=== Task data ===

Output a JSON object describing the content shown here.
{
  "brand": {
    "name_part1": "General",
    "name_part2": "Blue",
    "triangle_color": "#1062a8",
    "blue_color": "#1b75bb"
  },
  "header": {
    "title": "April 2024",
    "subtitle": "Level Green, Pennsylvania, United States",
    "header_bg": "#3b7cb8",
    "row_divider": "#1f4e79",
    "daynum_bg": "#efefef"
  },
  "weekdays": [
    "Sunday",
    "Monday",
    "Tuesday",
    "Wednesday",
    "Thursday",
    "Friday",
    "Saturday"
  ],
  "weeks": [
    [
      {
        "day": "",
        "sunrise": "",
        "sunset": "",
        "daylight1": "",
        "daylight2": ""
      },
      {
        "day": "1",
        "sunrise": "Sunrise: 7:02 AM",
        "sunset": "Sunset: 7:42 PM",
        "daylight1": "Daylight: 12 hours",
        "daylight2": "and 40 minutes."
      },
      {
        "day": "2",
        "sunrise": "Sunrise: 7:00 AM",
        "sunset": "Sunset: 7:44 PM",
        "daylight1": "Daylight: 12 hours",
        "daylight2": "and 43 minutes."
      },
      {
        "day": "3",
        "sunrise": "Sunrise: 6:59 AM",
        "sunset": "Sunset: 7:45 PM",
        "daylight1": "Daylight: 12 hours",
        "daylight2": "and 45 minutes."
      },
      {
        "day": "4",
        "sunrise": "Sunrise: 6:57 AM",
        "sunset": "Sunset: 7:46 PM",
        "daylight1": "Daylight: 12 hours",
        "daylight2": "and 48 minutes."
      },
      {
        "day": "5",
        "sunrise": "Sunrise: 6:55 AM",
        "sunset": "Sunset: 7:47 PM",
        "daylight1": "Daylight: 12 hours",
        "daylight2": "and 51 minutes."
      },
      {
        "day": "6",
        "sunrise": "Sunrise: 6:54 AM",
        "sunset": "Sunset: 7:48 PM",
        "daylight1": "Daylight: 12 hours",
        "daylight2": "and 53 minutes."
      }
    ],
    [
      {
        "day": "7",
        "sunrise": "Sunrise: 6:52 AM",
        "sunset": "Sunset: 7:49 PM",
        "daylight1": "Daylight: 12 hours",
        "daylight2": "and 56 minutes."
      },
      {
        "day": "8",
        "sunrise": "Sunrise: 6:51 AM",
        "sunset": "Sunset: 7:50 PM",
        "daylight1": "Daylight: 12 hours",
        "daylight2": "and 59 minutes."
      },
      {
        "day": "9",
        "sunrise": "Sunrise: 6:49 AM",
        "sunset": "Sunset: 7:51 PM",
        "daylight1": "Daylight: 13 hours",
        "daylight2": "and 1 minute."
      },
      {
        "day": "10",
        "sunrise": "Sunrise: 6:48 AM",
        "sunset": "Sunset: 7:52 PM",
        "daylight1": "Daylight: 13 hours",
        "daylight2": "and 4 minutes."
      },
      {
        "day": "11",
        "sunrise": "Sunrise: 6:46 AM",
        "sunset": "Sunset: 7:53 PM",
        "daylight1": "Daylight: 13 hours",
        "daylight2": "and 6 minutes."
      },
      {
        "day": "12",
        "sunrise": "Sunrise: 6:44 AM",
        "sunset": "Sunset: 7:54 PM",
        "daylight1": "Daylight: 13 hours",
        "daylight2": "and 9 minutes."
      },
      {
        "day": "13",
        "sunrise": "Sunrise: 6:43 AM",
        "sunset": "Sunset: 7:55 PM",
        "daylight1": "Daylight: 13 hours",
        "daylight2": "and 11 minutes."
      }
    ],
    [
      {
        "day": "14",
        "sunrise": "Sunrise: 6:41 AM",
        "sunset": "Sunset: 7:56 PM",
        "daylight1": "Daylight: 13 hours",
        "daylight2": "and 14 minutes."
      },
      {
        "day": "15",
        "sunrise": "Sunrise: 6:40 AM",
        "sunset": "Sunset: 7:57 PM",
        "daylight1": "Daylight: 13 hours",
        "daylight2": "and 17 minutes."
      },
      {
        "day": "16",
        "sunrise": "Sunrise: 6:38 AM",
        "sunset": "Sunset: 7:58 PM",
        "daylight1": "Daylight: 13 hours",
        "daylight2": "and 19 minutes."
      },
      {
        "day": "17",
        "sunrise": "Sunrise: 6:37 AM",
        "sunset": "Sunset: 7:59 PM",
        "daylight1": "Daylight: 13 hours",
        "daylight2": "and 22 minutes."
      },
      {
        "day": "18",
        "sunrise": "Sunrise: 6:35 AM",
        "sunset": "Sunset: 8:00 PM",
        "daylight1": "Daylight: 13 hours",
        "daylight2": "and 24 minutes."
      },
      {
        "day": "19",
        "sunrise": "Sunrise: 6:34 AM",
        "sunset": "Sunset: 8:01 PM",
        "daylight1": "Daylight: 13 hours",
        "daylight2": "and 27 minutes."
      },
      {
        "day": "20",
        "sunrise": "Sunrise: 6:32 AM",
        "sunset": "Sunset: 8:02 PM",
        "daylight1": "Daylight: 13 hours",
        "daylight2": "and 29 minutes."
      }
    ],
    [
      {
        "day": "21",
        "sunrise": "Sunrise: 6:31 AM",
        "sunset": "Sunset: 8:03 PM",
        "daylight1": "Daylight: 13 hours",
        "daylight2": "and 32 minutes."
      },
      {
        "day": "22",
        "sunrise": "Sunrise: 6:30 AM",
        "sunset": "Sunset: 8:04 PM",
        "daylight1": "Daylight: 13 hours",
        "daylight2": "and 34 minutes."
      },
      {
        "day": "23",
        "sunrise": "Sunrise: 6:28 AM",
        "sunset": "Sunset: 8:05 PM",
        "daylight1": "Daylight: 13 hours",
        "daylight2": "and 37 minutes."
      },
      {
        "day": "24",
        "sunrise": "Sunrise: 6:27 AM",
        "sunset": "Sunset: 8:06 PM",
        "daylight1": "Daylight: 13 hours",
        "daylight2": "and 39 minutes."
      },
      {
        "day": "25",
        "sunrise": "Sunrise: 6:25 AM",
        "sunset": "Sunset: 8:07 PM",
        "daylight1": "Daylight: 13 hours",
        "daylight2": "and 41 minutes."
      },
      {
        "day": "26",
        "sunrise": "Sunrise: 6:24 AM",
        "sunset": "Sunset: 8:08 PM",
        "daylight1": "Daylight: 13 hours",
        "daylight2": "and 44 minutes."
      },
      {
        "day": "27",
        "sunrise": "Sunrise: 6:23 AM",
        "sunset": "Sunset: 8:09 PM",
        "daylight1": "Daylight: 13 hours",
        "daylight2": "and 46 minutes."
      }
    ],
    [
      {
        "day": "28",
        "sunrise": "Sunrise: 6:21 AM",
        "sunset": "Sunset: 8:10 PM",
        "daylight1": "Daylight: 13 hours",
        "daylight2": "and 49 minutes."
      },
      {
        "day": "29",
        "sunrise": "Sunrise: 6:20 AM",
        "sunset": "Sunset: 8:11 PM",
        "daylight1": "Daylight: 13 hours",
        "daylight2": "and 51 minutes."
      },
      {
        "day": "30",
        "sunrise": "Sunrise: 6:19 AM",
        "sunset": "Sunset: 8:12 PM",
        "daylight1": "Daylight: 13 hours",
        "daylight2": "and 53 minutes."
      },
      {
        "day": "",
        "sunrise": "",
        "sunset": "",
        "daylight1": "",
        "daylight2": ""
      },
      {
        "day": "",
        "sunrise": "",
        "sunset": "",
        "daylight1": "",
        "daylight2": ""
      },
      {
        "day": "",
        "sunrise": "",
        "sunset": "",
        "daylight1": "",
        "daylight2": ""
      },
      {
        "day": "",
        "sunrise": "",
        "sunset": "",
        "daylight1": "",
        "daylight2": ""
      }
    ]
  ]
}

===

§ **Problem requirements**
Reproduce the data in its entirety, matching each character.

§ **Output below**
Output a JSON object describing the content shown here.
{
  "brand": {
    "name_part1": "General",
    "name_part2": "Blue",
    "triangle_color": "#1062a8",
    "blue_color": "#1b75bb"
  },
  "header": {
    "title": "April 2024",
    "subtitle": "Level Green, Pennsylvania, United States",
    "header_bg": "#3b7cb8",
    "row_divider": "#1f4e79",
    "daynum_bg": "#efefef"
  },
  "weekdays": [
    "Sunday",
    "Monday",
    "Tuesday",
    "Wednesday",
    "Thursday",
    "Friday",
    "Saturday"
  ],
  "weeks": [
    [
      {
        "day": "",
        "sunrise": "",
        "sunset": "",
        "daylight1": "",
        "daylight2": ""
      },
      {
        "day": "1",
        "sunrise": "Sunrise: 7:02 AM",
        "sunset": "Sunset: 7:42 PM",
        "daylight1": "Daylight: 12 hours",
        "daylight2": "and 40 minutes."
      },
      {
        "day": "2",
        "sunrise": "Sunrise: 7:00 AM",
        "sunset": "Sunset: 7:44 PM",
        "daylight1": "Daylight: 12 hours",
        "daylight2": "and 43 minutes."
      },
      {
        "day": "3",
        "sunrise": "Sunrise: 6:59 AM",
        "sunset": "Sunset: 7:45 PM",
        "daylight1": "Daylight: 12 hours",
        "daylight2": "and 45 minutes."
      },
      {
        "day": "4",
        "sunrise": "Sunrise: 6:57 AM",
        "sunset": "Sunset: 7:46 PM",
        "daylight1": "Daylight: 12 hours",
        "daylight2": "and 48 minutes."
      },
      {
        "day": "5",
        "sunrise": "Sunrise: 6:55 AM",
        "sunset": "Sunset: 7:47 PM",
        "daylight1": "Daylight: 12 hours",
        "daylight2": "and 51 minutes."
      },
      {
        "day": "6",
        "sunrise": "Sunrise: 6:54 AM",
        "sunset": "Sunset: 7:48 PM",
        "daylight1": "Daylight: 12 hours",
        "daylight2": "and 53 minutes."
      }
    ],
    [
      {
        "day": "7",
        "sunrise": "Sunrise: 6:52 AM",
        "sunset": "Sunset: 7:49 PM",
        "daylight1": "Daylight: 12 hours",
        "daylight2": "and 56 minutes."
      },
      {
        "day": "8",
        "sunrise": "Sunrise: 6:51 AM",
        "sunset": "Sunset: 7:50 PM",
        "daylight1": "Daylight: 12 hours",
        "daylight2": "and 59 minutes."
      },
      {
        "day": "9",
        "sunrise": "Sunrise: 6:49 AM",
        "sunset": "Sunset: 7:51 PM",
        "daylight1": "Daylight: 13 hours",
        "daylight2": "and 1 minute."
      },
      {
        "day": "10",
        "sunrise": "Sunrise: 6:48 AM",
        "sunset": "Sunset: 7:52 PM",
        "daylight1": "Daylight: 13 hours",
        "daylight2": "and 4 minutes."
      },
      {
        "day": "11",
        "sunrise": "Sunrise: 6:46 AM",
        "sunset": "Sunset: 7:53 PM",
        "daylight1": "Daylight: 13 hours",
        "daylight2": "and 6 minutes."
      },
      {
        "day": "12",
        "sunrise": "Sunrise: 6:44 AM",
        "sunset": "Sunset: 7:54 PM",
        "daylight1": "Daylight: 13 hours",
        "daylight2": "and 9 minutes."
      },
      {
        "day": "13",
        "sunrise": "Sunrise: 6:43 AM",
        "sunset": "Sunset: 7:55 PM",
        "daylight1": "Daylight: 13 hours",
        "daylight2": "and 11 minutes."
      }
    ],
    [
      {
        "day": "14",
        "sunrise": "Sunrise: 6:41 AM",
        "sunset": "Sunset: 7:56 PM",
        "daylight1": "Daylight: 13 hours",
        "daylight2": "and 14 minutes."
      },
      {
        "day": "15",
        "sunrise": "Sunrise: 6:40 AM",
        "sunset": "Sunset: 7:57 PM",
        "daylight1": "Daylight: 13 hours",
        "daylight2": "and 17 minutes."
      },
      {
        "day": "16",
        "sunrise": "Sunrise: 6:38 AM",
        "sunset": "Sunset: 7:58 PM",
        "daylight1": "Daylight: 13 hours",
        "daylight2": "and 19 minutes."
      },
      {
        "day": "17",
        "sunrise": "Sunrise: 6:37 AM",
        "sunset": "Sunset: 7:59 PM",
        "daylight1": "Daylight: 13 hours",
        "daylight2": "and 22 minutes."
      },
      {
        "day": "18",
        "sunrise": "Sunrise: 6:35 AM",
        "sunset": "Sunset: 8:00 PM",
        "daylight1": "Daylight: 13 hours",
        "daylight2": "and 24 minutes."
      },
      {
        "day": "19",
        "sunrise": "Sunrise: 6:34 AM",
        "sunset": "Sunset: 8:01 PM",
        "daylight1": "Daylight: 13 hours",
        "daylight2": "and 27 minutes."
      },
      {
        "day": "20",
        "sunrise": "Sunrise: 6:32 AM",
        "sunset": "Sunset: 8:02 PM",
        "daylight1": "Daylight: 13 hours",
        "daylight2": "and 29 minutes."
      }
    ],
    [
      {
        "day": "21",
        "sunrise": "Sunrise: 6:31 AM",
        "sunset": "Sunset: 8:03 PM",
        "daylight1": "Daylight: 13 hours",
        "daylight2": "and 32 minutes."
      },
      {
        "day": "22",
        "sunrise": "Sunrise: 6:30 AM",
        "sunset": "Sunset: 8:04 PM",
        "daylight1": "Daylight: 13 hours",
        "daylight2": "and 34 minutes."
      },
      {
        "day": "23",
        "sunrise": "Sunrise: 6:28 AM",
        "sunset": "Sunset: 8:05 PM",
        "daylight1": "Daylight: 13 hours",
        "daylight2": "and 37 minutes."
      },
      {
        "day": "24",
        "sunrise": "Sunrise: 6:27 AM",
        "sunset": "Sunset: 8:06 PM",
        "daylight1": "Daylight: 13 hours",
        "daylight2": "and 39 minutes."
      },
      {
        "day": "25",
        "sunrise": "Sunrise: 6:25 AM",
        "sunset": "Sunset: 8:07 PM",
        "daylight1": "Daylight: 13 hours",
        "daylight2": "and 41 minutes."
      },
      {
        "day": "26",
        "sunrise": "Sunrise: 6:24 AM",
        "sunset": "Sunset: 8:08 PM",
        "daylight1": "Daylight: 13 hours",
        "daylight2": "and 44 minutes."
      },
      {
        "day": "27",
        "sunrise": "Sunrise: 6:23 AM",
        "sunset": "Sunset: 8:09 PM",
        "daylight1": "Daylight: 13 hours",
        "daylight2": "and 46 minutes."
      }
    ],
    [
      {
        "day": "28",
        "sunrise": "Sunrise: 6:21 AM",
        "sunset": "Sunset: 8:10 PM",
        "daylight1": "Daylight: 13 hours",
        "daylight2": "and 49 minutes."
      },
      {
        "day": "29",
        "sunrise": "Sunrise: 6:20 AM",
        "sunset": "Sunset: 8:11 PM",
        "daylight1": "Daylight: 13 hours",
        "daylight2": "and 51 minutes."
      },
      {
        "day": "30",
        "sunrise": "Sunrise: 6:19 AM",
        "sunset": "Sunset: 8:12 PM",
        "daylight1": "Daylight: 13 hours",
        "daylight2": "and 53 minutes."
      },
      {
        "day": "",
        "sunrise": "",
        "sunset": "",
        "daylight1": "",
        "daylight2": ""
      },
      {
        "day": "",
        "sunrise": "",
        "sunset": "",
        "daylight1": "",
        "daylight2": ""
      },
      {
        "day": "",
        "sunrise": "",
        "sunset": "",
        "daylight1": "",
        "daylight2": ""
      },
      {
        "day": "",
        "sunrise": "",
        "sunset": "",
        "daylight1": "",
        "daylight2": ""
      }
    ]
  ]
}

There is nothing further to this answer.